*TASK PROMPT:*
From the entries below, copy out every line with "text" in it.

*GIVEN DATA:*
-- START --

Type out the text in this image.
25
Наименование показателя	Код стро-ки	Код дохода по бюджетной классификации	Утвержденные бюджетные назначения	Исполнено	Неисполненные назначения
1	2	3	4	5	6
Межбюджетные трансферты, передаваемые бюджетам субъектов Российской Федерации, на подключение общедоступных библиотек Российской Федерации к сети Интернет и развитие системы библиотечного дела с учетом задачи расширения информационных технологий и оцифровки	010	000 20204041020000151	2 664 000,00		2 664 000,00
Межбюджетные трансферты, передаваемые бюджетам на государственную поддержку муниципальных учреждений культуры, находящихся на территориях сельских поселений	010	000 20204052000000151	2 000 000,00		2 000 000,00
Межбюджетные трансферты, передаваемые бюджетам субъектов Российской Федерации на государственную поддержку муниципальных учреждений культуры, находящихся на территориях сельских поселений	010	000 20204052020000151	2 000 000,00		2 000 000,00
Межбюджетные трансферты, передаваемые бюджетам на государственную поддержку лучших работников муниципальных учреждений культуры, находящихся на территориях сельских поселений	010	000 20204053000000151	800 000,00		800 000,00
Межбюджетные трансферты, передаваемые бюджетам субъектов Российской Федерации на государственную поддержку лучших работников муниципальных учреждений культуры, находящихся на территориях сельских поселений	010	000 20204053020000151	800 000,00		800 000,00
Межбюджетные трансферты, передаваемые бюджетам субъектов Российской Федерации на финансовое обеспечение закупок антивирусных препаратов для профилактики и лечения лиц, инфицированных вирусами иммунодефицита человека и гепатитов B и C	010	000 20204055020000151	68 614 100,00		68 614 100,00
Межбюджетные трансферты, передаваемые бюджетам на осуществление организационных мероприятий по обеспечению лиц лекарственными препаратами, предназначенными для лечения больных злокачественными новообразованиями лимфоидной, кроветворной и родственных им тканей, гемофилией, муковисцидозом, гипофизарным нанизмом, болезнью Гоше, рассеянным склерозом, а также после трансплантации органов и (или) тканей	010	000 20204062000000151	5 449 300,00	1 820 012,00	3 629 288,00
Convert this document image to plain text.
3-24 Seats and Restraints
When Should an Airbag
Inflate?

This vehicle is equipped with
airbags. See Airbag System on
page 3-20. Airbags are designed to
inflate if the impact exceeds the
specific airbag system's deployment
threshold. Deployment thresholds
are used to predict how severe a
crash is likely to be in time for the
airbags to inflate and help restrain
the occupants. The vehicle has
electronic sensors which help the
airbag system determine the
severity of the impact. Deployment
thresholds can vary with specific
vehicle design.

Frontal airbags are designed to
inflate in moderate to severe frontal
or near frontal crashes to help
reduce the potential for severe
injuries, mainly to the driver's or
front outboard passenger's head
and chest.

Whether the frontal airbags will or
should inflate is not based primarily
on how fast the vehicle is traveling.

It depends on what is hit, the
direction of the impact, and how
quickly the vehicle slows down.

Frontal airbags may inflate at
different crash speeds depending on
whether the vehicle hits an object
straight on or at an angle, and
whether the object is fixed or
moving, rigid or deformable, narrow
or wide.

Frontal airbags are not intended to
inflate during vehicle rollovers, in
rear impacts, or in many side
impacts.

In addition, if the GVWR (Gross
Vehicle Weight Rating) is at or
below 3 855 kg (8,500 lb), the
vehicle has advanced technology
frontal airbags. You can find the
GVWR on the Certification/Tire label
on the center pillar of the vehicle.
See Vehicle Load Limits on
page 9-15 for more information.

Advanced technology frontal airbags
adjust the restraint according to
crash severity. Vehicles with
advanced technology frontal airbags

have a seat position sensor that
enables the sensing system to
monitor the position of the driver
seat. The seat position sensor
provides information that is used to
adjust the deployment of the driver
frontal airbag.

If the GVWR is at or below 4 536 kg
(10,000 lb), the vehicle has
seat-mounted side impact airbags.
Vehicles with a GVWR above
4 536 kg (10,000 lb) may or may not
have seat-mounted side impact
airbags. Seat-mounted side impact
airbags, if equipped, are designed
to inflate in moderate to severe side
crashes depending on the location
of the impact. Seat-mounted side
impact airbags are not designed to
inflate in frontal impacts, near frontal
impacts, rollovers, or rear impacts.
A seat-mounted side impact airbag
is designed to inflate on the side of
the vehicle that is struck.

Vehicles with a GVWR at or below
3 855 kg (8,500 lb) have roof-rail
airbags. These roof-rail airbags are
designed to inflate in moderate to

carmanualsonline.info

-- END --
-- START --

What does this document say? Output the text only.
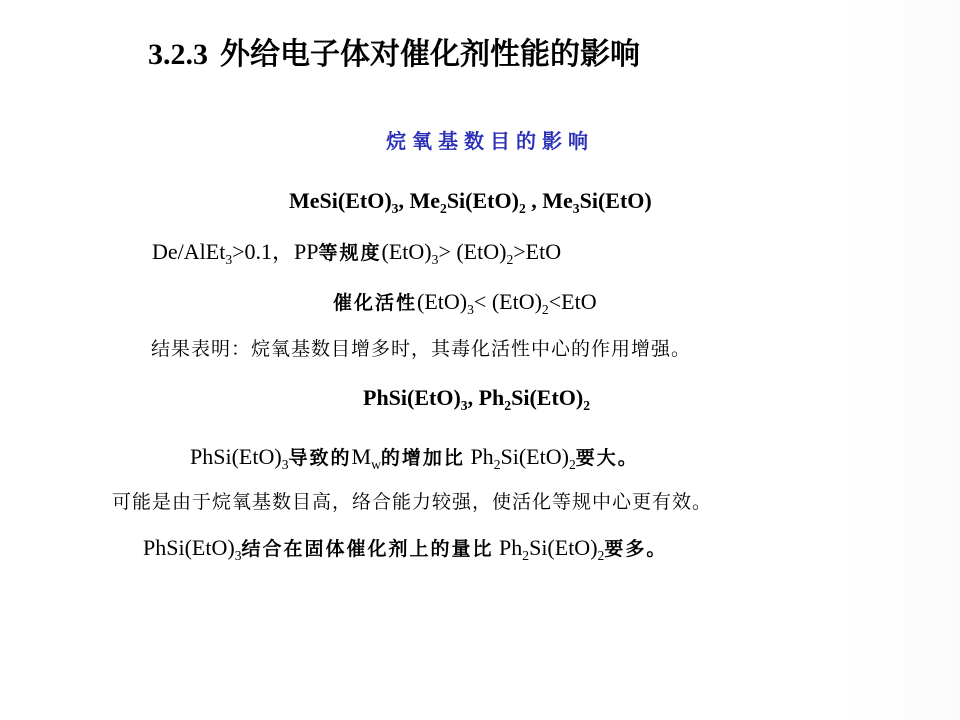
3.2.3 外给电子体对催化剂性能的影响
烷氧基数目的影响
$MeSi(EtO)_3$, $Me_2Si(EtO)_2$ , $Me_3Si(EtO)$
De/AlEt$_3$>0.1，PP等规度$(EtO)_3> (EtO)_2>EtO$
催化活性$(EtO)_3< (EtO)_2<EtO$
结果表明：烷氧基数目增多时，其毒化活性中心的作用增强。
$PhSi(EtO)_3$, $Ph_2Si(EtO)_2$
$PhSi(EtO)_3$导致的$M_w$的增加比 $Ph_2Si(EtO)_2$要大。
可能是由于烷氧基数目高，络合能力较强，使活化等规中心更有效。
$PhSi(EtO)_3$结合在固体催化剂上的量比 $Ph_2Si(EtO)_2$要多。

-- END --

*ANSWER FOR THE TASK:*
Type out the text in this image.
Convert this document image to plain text.
What does this document say? Output the text only.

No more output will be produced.